> [Your goal] Omit all pictures, then retype the data exactly as given.
════════
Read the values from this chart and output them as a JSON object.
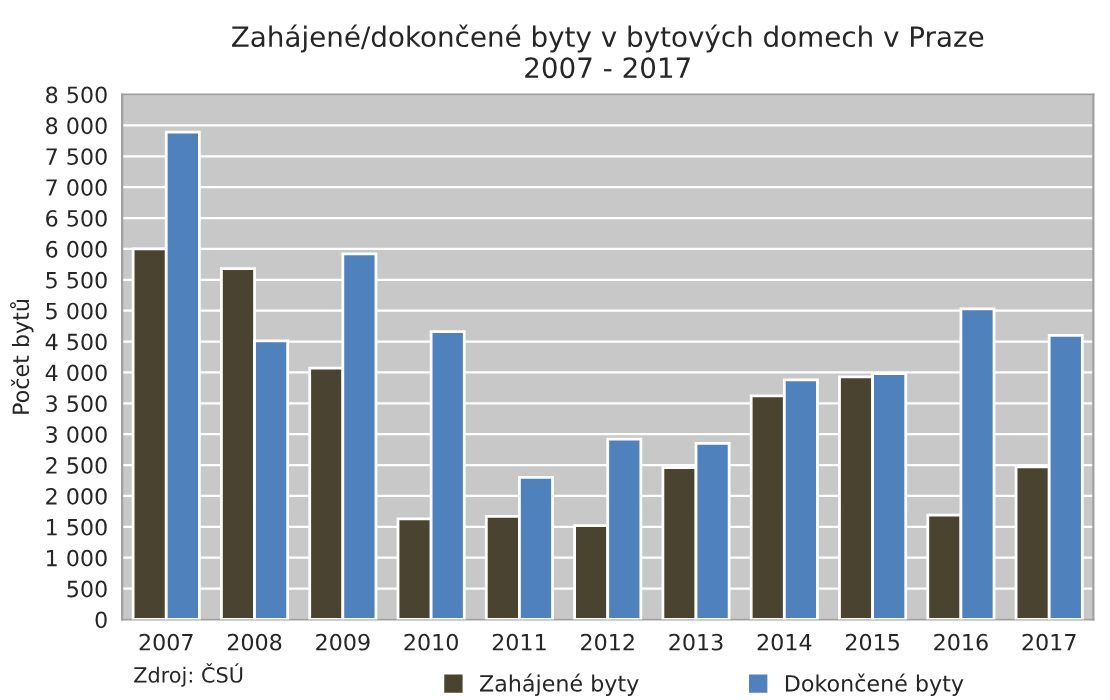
{
  "chart_data": {
    "type": "bar",
    "title": "Zahájené/dokončené byty v bytových domech v Praze\n2007 - 2017",
    "ylabel": "Počet bytů",
    "categories": [
      "2007",
      "2008",
      "2009",
      "2010",
      "2011",
      "2012",
      "2013",
      "2014",
      "2015",
      "2016",
      "2017"
    ],
    "series": [
      {
        "name": "Zahájené byty",
        "color": "#4a4330",
        "values": [
          6000,
          5680,
          4070,
          1630,
          1670,
          1520,
          2460,
          3620,
          3930,
          1690,
          2470
        ]
      },
      {
        "name": "Dokončené byty",
        "color": "#4f81bd",
        "values": [
          7890,
          4510,
          5920,
          4660,
          2300,
          2920,
          2850,
          3880,
          3980,
          5030,
          4600
        ]
      }
    ],
    "ylim": [
      0,
      8500
    ],
    "yticks": [
      0,
      500,
      {
        "value": 1000,
        "label": "1 000"
      },
      {
        "value": 1500,
        "label": "1 500"
      },
      {
        "value": 2000,
        "label": "2 000"
      },
      {
        "value": 2500,
        "label": "2 500"
      },
      {
        "value": 3000,
        "label": "3 000"
      },
      {
        "value": 3500,
        "label": "3 500"
      },
      {
        "value": 4000,
        "label": "4 000"
      },
      {
        "value": 4500,
        "label": "4 500"
      },
      {
        "value": 5000,
        "label": "5 000"
      },
      {
        "value": 5500,
        "label": "5 500"
      },
      {
        "value": 6000,
        "label": "6 000"
      },
      {
        "value": 6500,
        "label": "6 500"
      },
      {
        "value": 7000,
        "label": "7 000"
      },
      {
        "value": 7500,
        "label": "7 500"
      },
      {
        "value": 8000,
        "label": "8 000"
      },
      {
        "value": 8500,
        "label": "8 500"
      }
    ],
    "grid": "y",
    "legend": "bottom",
    "annotations": [
      "Zdroj: ČSÚ"
    ]
  }
}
════════
> [Solved exercise]
Read the values from this chart and output them as a JSON object.
{
  "chart_data": {
    "type": "bar",
    "title": "Zahájené/dokončené byty v bytových domech v Praze\n2007 - 2017",
    "ylabel": "Počet bytů",
    "categories": [
      "2007",
      "2008",
      "2009",
      "2010",
      "2011",
      "2012",
      "2013",
      "2014",
      "2015",
      "2016",
      "2017"
    ],
    "series": [
      {
        "name": "Zahájené byty",
        "color": "#4a4330",
        "values": [
          6000,
          5680,
          4070,
          1630,
          1670,
          1520,
          2460,
          3620,
          3930,
          1690,
          2470
        ]
      },
      {
        "name": "Dokončené byty",
        "color": "#4f81bd",
        "values": [
          7890,
          4510,
          5920,
          4660,
          2300,
          2920,
          2850,
          3880,
          3980,
          5030,
          4600
        ]
      }
    ],
    "ylim": [
      0,
      8500
    ],
    "yticks": [
      0,
      500,
      {
        "value": 1000,
        "label": "1 000"
      },
      {
        "value": 1500,
        "label": "1 500"
      },
      {
        "value": 2000,
        "label": "2 000"
      },
      {
        "value": 2500,
        "label": "2 500"
      },
      {
        "value": 3000,
        "label": "3 000"
      },
      {
        "value": 3500,
        "label": "3 500"
      },
      {
        "value": 4000,
        "label": "4 000"
      },
      {
        "value": 4500,
        "label": "4 500"
      },
      {
        "value": 5000,
        "label": "5 000"
      },
      {
        "value": 5500,
        "label": "5 500"
      },
      {
        "value": 6000,
        "label": "6 000"
      },
      {
        "value": 6500,
        "label": "6 500"
      },
      {
        "value": 7000,
        "label": "7 000"
      },
      {
        "value": 7500,
        "label": "7 500"
      },
      {
        "value": 8000,
        "label": "8 000"
      },
      {
        "value": 8500,
        "label": "8 500"
      }
    ],
    "grid": "y",
    "legend": "bottom",
    "annotations": [
      "Zdroj: ČSÚ"
    ]
  }
}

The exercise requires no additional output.